* Start *

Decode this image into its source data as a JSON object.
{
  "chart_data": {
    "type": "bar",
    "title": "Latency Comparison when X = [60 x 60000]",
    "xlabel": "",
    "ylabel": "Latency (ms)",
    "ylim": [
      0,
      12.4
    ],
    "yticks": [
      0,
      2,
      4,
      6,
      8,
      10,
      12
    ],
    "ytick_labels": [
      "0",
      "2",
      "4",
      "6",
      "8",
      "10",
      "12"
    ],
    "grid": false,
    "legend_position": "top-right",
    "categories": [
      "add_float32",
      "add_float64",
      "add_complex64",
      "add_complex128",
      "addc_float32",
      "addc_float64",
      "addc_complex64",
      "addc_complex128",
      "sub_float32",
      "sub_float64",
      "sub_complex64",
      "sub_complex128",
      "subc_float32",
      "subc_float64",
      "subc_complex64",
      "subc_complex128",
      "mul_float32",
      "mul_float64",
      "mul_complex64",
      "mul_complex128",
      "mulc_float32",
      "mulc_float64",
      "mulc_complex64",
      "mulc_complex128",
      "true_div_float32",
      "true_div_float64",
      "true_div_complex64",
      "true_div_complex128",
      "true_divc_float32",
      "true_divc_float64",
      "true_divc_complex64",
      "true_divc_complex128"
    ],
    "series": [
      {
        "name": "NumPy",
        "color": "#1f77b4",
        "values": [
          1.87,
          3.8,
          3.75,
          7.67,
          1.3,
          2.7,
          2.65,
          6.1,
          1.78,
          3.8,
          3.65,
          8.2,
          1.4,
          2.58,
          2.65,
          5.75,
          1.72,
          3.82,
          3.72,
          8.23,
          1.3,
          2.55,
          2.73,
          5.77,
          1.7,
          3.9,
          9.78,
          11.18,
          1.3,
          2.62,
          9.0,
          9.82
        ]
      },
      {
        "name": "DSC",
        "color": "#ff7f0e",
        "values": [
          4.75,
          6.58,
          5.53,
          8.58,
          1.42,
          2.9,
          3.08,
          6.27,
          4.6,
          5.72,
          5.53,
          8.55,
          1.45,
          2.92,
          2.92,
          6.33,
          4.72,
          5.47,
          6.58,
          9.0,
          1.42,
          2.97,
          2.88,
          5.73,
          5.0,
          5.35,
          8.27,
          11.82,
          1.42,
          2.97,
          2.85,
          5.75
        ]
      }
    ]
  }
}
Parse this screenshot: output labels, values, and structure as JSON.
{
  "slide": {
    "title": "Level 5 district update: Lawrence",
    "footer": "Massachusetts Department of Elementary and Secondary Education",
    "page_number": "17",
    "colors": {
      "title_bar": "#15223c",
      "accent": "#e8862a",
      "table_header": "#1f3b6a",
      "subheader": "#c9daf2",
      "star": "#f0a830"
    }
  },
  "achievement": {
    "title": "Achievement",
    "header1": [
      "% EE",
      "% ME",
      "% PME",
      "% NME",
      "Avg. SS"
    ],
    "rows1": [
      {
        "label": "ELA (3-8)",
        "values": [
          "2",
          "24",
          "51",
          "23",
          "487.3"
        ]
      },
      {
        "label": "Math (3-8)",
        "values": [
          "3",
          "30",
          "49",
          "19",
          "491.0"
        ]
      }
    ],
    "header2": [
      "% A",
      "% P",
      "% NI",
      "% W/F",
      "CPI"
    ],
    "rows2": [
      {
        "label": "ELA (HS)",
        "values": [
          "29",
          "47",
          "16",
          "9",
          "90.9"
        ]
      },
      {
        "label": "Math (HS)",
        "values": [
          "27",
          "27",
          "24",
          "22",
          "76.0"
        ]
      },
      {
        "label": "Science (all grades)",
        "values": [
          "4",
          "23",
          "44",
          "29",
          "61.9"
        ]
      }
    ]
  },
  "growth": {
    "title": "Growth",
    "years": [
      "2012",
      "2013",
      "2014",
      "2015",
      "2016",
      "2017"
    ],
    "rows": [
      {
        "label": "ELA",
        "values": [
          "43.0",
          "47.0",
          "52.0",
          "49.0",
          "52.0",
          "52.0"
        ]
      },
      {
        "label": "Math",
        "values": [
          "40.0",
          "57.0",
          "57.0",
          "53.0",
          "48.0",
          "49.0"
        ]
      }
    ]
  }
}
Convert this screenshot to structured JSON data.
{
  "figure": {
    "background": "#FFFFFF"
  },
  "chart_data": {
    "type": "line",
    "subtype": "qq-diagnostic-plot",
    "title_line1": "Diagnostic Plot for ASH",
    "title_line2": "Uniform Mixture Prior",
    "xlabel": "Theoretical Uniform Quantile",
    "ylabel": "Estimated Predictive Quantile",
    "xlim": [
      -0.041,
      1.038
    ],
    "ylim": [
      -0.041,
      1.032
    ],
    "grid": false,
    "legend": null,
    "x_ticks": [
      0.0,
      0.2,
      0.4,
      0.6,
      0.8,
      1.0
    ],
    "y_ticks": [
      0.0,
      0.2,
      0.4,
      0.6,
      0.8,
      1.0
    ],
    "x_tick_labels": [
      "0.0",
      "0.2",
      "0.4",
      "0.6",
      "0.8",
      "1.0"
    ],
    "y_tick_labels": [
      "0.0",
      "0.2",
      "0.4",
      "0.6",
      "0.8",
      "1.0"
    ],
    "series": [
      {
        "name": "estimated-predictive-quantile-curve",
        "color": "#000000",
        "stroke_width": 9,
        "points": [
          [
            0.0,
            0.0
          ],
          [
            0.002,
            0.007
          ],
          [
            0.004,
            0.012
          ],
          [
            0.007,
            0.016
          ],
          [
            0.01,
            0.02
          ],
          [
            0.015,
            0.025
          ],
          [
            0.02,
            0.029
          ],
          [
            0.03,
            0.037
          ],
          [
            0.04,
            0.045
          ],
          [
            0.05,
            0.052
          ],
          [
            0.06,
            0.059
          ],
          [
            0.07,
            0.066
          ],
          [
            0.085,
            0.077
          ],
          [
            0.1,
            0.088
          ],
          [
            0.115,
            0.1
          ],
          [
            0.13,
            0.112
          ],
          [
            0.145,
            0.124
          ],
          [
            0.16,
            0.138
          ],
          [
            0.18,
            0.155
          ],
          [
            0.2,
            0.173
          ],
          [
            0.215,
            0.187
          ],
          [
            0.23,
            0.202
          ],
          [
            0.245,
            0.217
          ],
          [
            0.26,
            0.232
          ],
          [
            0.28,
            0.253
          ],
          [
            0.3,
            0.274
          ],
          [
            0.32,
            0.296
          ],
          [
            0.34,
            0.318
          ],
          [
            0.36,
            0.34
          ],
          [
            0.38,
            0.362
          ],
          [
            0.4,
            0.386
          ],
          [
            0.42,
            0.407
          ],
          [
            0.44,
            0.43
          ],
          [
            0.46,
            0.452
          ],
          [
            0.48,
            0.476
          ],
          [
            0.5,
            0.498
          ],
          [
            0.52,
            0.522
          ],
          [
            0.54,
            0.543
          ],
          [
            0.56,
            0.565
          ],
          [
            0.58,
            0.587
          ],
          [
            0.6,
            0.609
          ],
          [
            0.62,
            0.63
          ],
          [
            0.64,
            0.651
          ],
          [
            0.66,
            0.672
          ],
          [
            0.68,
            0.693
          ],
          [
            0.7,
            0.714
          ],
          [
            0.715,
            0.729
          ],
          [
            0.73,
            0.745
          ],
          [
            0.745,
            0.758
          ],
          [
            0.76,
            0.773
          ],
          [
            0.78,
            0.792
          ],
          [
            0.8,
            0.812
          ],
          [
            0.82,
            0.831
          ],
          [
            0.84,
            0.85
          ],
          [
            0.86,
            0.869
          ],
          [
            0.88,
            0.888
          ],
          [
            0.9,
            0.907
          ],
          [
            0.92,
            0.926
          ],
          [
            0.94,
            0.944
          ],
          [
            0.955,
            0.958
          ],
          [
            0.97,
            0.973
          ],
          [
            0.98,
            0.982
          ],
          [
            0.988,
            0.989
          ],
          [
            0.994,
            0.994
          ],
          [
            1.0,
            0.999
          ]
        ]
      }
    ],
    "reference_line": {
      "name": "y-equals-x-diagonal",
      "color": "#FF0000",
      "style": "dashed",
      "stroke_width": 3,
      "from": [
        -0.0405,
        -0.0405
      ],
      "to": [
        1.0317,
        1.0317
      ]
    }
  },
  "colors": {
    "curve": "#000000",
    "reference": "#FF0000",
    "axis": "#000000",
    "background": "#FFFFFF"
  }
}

* End *

| What needs to be done |
Extract each line holding the string "curve".

| Worked solution |
        "name": "estimated-predictive-quantile-curve",
    "curve": "#000000",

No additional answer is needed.